From the entries below, gather every line containing the string "screenshot".

==== Supplied entries

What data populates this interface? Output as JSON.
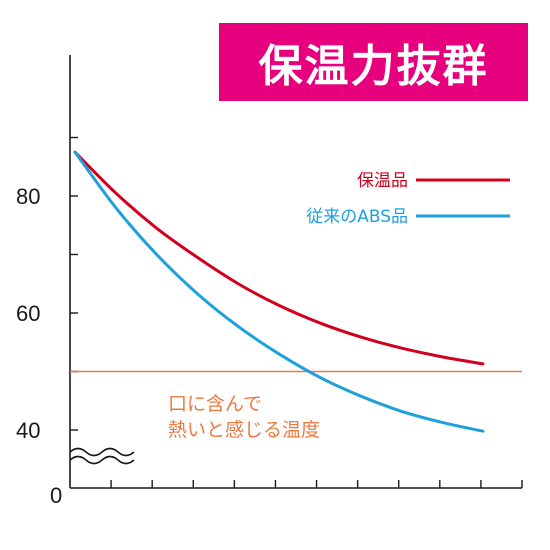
{
  "title": "保温力抜群",
  "colors": {
    "banner": "#e6007e",
    "insulated": "#d2001e",
    "abs": "#1ea0dc",
    "threshold": "#ec7a42",
    "axis": "#1a1a1a"
  },
  "annotation": {
    "line1": "口に含んで",
    "line2": "熱いと感じる温度"
  },
  "chart_data": {
    "type": "line",
    "title": "保温力抜群",
    "xlabel": "",
    "ylabel": "",
    "x_tick_count": 11,
    "y_ticks": [
      {
        "value": 40,
        "label": "40"
      },
      {
        "value": 50,
        "label": ""
      },
      {
        "value": 60,
        "label": "60"
      },
      {
        "value": 70,
        "label": ""
      },
      {
        "value": 80,
        "label": "80"
      },
      {
        "value": 90,
        "label": ""
      }
    ],
    "zero_label": "0",
    "axis_break": true,
    "ylim": [
      40,
      95
    ],
    "xlim": [
      0,
      11
    ],
    "grid": false,
    "legend_position": "top-right",
    "threshold": {
      "value": 50
    },
    "series": [
      {
        "name": "保温品",
        "color": "#d2001e",
        "x": [
          0,
          1,
          2,
          3,
          4,
          5,
          6,
          7,
          8,
          9,
          10
        ],
        "values": [
          87.5,
          80.5,
          74.5,
          69.5,
          65.0,
          61.3,
          58.3,
          55.9,
          54.0,
          52.5,
          51.3
        ]
      },
      {
        "name": "従来のABS品",
        "color": "#1ea0dc",
        "x": [
          0,
          1,
          2,
          3,
          4,
          5,
          6,
          7,
          8,
          9,
          10
        ],
        "values": [
          87.5,
          78.0,
          70.0,
          63.3,
          57.7,
          53.0,
          49.0,
          45.8,
          43.2,
          41.3,
          39.8
        ]
      }
    ]
  }
}
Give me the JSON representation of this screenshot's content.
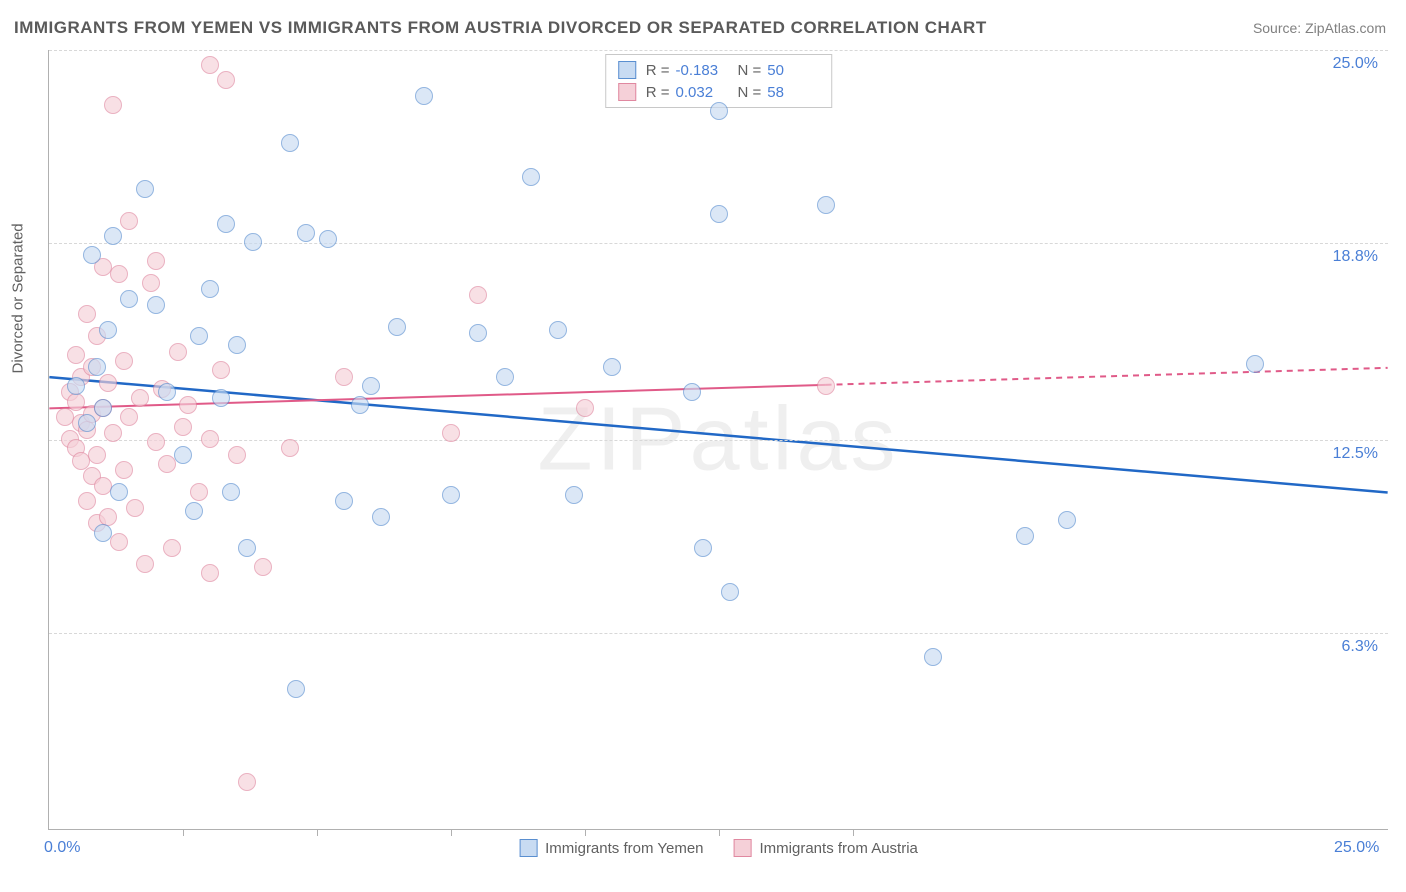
{
  "title": "IMMIGRANTS FROM YEMEN VS IMMIGRANTS FROM AUSTRIA DIVORCED OR SEPARATED CORRELATION CHART",
  "source": "Source: ZipAtlas.com",
  "watermark": "ZIPatlas",
  "y_axis_label": "Divorced or Separated",
  "chart": {
    "type": "scatter",
    "xlim": [
      0,
      25
    ],
    "ylim": [
      0,
      25
    ],
    "x_ticks": [
      0,
      2.5,
      5,
      7.5,
      10,
      12.5,
      15,
      25
    ],
    "x_tick_labels": {
      "0": "0.0%",
      "25": "25.0%"
    },
    "y_gridlines": [
      6.3,
      12.5,
      18.8,
      25.0
    ],
    "y_tick_labels": [
      "6.3%",
      "12.5%",
      "18.8%",
      "25.0%"
    ],
    "background_color": "#ffffff",
    "grid_color": "#d8d8d8",
    "axis_color": "#b0b0b0",
    "tick_label_color": "#4a7fd6",
    "point_radius": 9,
    "point_stroke_width": 1.5,
    "series": [
      {
        "name": "Immigrants from Yemen",
        "fill": "#c8dbf2",
        "stroke": "#5a8fd0",
        "fill_opacity": 0.65,
        "R": "-0.183",
        "N": "50",
        "trend": {
          "color": "#2168c6",
          "width": 2.5,
          "x1": 0,
          "y1": 14.5,
          "x2": 25,
          "y2": 10.8,
          "solid_until_x": 25
        },
        "points": [
          [
            0.5,
            14.2
          ],
          [
            0.7,
            13.0
          ],
          [
            0.8,
            18.4
          ],
          [
            0.9,
            14.8
          ],
          [
            1.0,
            13.5
          ],
          [
            1.0,
            9.5
          ],
          [
            1.1,
            16.0
          ],
          [
            1.2,
            19.0
          ],
          [
            1.5,
            17.0
          ],
          [
            1.8,
            20.5
          ],
          [
            2.0,
            16.8
          ],
          [
            2.2,
            14.0
          ],
          [
            2.5,
            12.0
          ],
          [
            2.7,
            10.2
          ],
          [
            3.0,
            17.3
          ],
          [
            3.2,
            13.8
          ],
          [
            3.3,
            19.4
          ],
          [
            3.4,
            10.8
          ],
          [
            3.5,
            15.5
          ],
          [
            3.7,
            9.0
          ],
          [
            3.8,
            18.8
          ],
          [
            4.5,
            22.0
          ],
          [
            4.6,
            4.5
          ],
          [
            4.8,
            19.1
          ],
          [
            5.2,
            18.9
          ],
          [
            5.5,
            10.5
          ],
          [
            5.8,
            13.6
          ],
          [
            6.0,
            14.2
          ],
          [
            6.5,
            16.1
          ],
          [
            7.0,
            23.5
          ],
          [
            7.5,
            10.7
          ],
          [
            8.0,
            15.9
          ],
          [
            8.5,
            14.5
          ],
          [
            9.0,
            20.9
          ],
          [
            9.5,
            16.0
          ],
          [
            9.8,
            10.7
          ],
          [
            10.5,
            14.8
          ],
          [
            12.0,
            14.0
          ],
          [
            12.5,
            23.0
          ],
          [
            12.2,
            9.0
          ],
          [
            12.7,
            7.6
          ],
          [
            12.5,
            19.7
          ],
          [
            14.5,
            20.0
          ],
          [
            16.5,
            5.5
          ],
          [
            18.2,
            9.4
          ],
          [
            19.0,
            9.9
          ],
          [
            22.5,
            14.9
          ],
          [
            1.3,
            10.8
          ],
          [
            2.8,
            15.8
          ],
          [
            6.2,
            10.0
          ]
        ]
      },
      {
        "name": "Immigrants from Austria",
        "fill": "#f5d0d8",
        "stroke": "#e088a0",
        "fill_opacity": 0.65,
        "R": "0.032",
        "N": "58",
        "trend": {
          "color": "#e05a88",
          "width": 2,
          "x1": 0,
          "y1": 13.5,
          "x2": 25,
          "y2": 14.8,
          "solid_until_x": 14.5
        },
        "points": [
          [
            0.3,
            13.2
          ],
          [
            0.4,
            12.5
          ],
          [
            0.4,
            14.0
          ],
          [
            0.5,
            13.7
          ],
          [
            0.5,
            12.2
          ],
          [
            0.5,
            15.2
          ],
          [
            0.6,
            11.8
          ],
          [
            0.6,
            14.5
          ],
          [
            0.6,
            13.0
          ],
          [
            0.7,
            16.5
          ],
          [
            0.7,
            12.8
          ],
          [
            0.7,
            10.5
          ],
          [
            0.8,
            11.3
          ],
          [
            0.8,
            14.8
          ],
          [
            0.8,
            13.3
          ],
          [
            0.9,
            9.8
          ],
          [
            0.9,
            15.8
          ],
          [
            0.9,
            12.0
          ],
          [
            1.0,
            18.0
          ],
          [
            1.0,
            13.5
          ],
          [
            1.0,
            11.0
          ],
          [
            1.1,
            10.0
          ],
          [
            1.1,
            14.3
          ],
          [
            1.2,
            23.2
          ],
          [
            1.2,
            12.7
          ],
          [
            1.3,
            17.8
          ],
          [
            1.3,
            9.2
          ],
          [
            1.4,
            15.0
          ],
          [
            1.4,
            11.5
          ],
          [
            1.5,
            19.5
          ],
          [
            1.5,
            13.2
          ],
          [
            1.6,
            10.3
          ],
          [
            1.7,
            13.8
          ],
          [
            1.8,
            8.5
          ],
          [
            1.9,
            17.5
          ],
          [
            2.0,
            18.2
          ],
          [
            2.0,
            12.4
          ],
          [
            2.1,
            14.1
          ],
          [
            2.2,
            11.7
          ],
          [
            2.3,
            9.0
          ],
          [
            2.4,
            15.3
          ],
          [
            2.5,
            12.9
          ],
          [
            2.6,
            13.6
          ],
          [
            2.8,
            10.8
          ],
          [
            3.0,
            24.5
          ],
          [
            3.0,
            12.5
          ],
          [
            3.0,
            8.2
          ],
          [
            3.2,
            14.7
          ],
          [
            3.3,
            24.0
          ],
          [
            3.5,
            12.0
          ],
          [
            3.7,
            1.5
          ],
          [
            4.0,
            8.4
          ],
          [
            4.5,
            12.2
          ],
          [
            5.5,
            14.5
          ],
          [
            7.5,
            12.7
          ],
          [
            8.0,
            17.1
          ],
          [
            10.0,
            13.5
          ],
          [
            14.5,
            14.2
          ]
        ]
      }
    ]
  },
  "legend_top": [
    {
      "swatch_fill": "#c8dbf2",
      "swatch_stroke": "#5a8fd0",
      "R": "-0.183",
      "N": "50"
    },
    {
      "swatch_fill": "#f5d0d8",
      "swatch_stroke": "#e088a0",
      "R": "0.032",
      "N": "58"
    }
  ],
  "legend_bottom": [
    {
      "swatch_fill": "#c8dbf2",
      "swatch_stroke": "#5a8fd0",
      "label": "Immigrants from Yemen"
    },
    {
      "swatch_fill": "#f5d0d8",
      "swatch_stroke": "#e088a0",
      "label": "Immigrants from Austria"
    }
  ]
}
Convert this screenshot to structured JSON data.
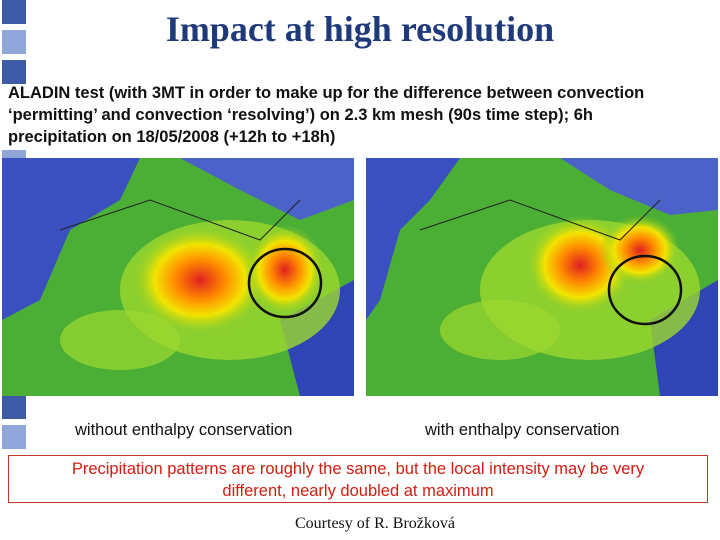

========

» **Correct response**
Give me the JSON representation of this screenshot's content.
Convert this screenshot to structured JSON data.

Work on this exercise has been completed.